▶ _Given task_:
Report, as a bare number, how many lines contain the string "text".

▶ _The data_:
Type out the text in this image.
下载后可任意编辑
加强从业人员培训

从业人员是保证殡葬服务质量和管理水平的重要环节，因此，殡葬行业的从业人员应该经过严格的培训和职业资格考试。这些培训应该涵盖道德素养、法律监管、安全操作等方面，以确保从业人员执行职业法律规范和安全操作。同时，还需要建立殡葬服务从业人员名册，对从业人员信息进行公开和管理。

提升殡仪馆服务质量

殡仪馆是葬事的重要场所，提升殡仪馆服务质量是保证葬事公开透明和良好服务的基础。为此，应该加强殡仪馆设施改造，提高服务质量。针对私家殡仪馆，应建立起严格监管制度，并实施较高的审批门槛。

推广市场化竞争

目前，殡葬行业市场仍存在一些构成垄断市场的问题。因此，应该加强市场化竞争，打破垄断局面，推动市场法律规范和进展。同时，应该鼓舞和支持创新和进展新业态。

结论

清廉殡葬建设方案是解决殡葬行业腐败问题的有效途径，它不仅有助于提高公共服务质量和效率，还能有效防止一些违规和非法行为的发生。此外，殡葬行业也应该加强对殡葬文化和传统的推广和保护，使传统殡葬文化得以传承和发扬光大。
---
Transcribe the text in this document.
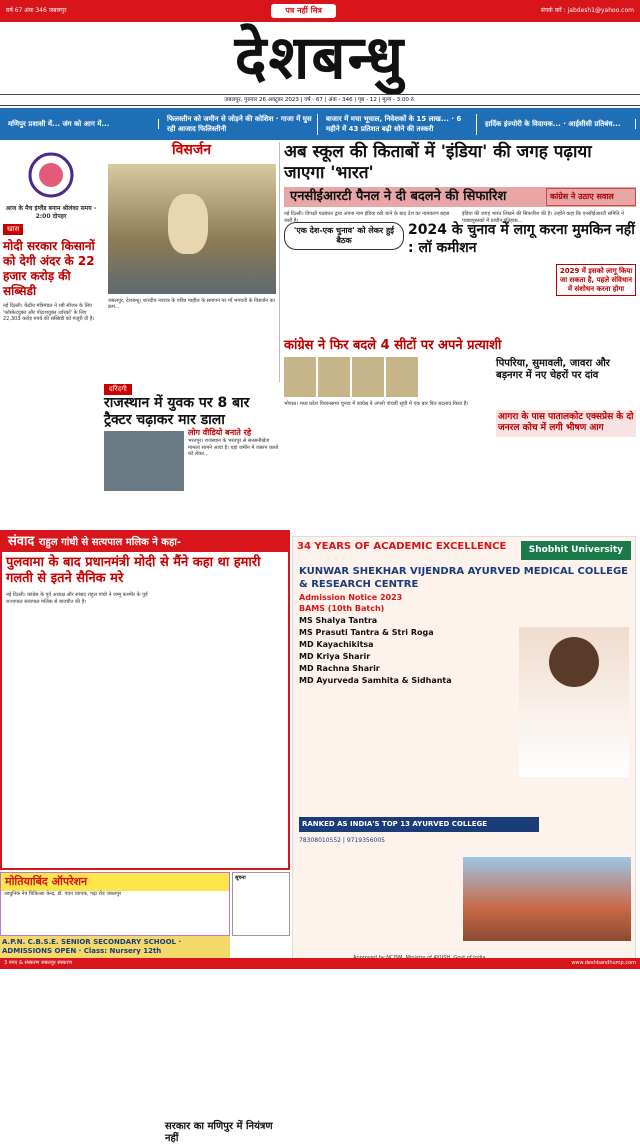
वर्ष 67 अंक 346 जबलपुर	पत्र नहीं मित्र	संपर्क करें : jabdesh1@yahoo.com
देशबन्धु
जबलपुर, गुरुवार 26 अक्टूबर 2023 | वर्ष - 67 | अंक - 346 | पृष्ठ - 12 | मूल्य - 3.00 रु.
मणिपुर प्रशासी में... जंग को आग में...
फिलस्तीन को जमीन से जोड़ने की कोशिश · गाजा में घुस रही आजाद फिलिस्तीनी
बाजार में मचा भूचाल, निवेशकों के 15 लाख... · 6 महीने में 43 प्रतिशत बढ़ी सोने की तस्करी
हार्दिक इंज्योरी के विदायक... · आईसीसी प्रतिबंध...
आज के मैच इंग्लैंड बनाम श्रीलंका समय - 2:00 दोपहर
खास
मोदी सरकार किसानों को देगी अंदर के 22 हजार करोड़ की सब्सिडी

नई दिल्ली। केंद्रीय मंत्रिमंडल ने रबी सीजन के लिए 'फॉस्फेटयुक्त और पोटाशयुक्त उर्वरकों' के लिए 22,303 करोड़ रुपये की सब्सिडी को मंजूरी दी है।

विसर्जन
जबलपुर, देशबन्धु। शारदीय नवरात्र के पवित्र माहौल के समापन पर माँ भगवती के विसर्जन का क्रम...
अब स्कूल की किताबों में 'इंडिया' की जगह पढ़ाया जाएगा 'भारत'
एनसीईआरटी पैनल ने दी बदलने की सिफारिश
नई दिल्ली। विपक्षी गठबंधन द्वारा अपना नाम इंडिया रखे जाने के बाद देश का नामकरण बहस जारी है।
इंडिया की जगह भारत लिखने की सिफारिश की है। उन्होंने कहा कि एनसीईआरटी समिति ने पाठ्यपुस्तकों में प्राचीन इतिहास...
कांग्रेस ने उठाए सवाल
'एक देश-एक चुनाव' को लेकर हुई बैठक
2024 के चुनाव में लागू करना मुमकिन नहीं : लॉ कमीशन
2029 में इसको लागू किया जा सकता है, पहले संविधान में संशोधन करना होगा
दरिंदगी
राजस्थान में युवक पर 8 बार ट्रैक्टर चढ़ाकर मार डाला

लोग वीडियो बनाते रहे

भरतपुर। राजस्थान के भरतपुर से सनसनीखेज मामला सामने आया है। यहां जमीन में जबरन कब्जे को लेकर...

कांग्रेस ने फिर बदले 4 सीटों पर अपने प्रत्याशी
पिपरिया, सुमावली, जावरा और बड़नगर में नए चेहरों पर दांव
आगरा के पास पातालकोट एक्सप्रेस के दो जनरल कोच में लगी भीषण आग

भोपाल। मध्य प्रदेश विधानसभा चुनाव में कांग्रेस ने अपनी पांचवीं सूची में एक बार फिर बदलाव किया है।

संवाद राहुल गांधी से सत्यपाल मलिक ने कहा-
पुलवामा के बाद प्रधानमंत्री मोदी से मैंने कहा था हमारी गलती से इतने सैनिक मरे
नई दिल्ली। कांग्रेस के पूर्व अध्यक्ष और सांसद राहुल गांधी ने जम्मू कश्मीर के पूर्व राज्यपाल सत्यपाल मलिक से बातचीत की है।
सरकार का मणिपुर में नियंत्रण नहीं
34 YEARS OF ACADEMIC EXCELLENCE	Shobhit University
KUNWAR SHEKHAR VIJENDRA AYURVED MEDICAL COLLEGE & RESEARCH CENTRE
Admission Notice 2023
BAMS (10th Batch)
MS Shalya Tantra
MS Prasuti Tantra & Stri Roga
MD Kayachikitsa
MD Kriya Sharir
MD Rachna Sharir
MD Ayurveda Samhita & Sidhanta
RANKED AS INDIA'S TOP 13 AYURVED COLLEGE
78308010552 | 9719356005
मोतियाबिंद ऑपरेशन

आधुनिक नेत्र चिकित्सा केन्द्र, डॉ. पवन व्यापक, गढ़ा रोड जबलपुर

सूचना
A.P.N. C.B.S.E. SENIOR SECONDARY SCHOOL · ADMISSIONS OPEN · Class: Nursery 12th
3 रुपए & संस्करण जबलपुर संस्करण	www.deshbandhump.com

▶ _Output for this exercise_:
2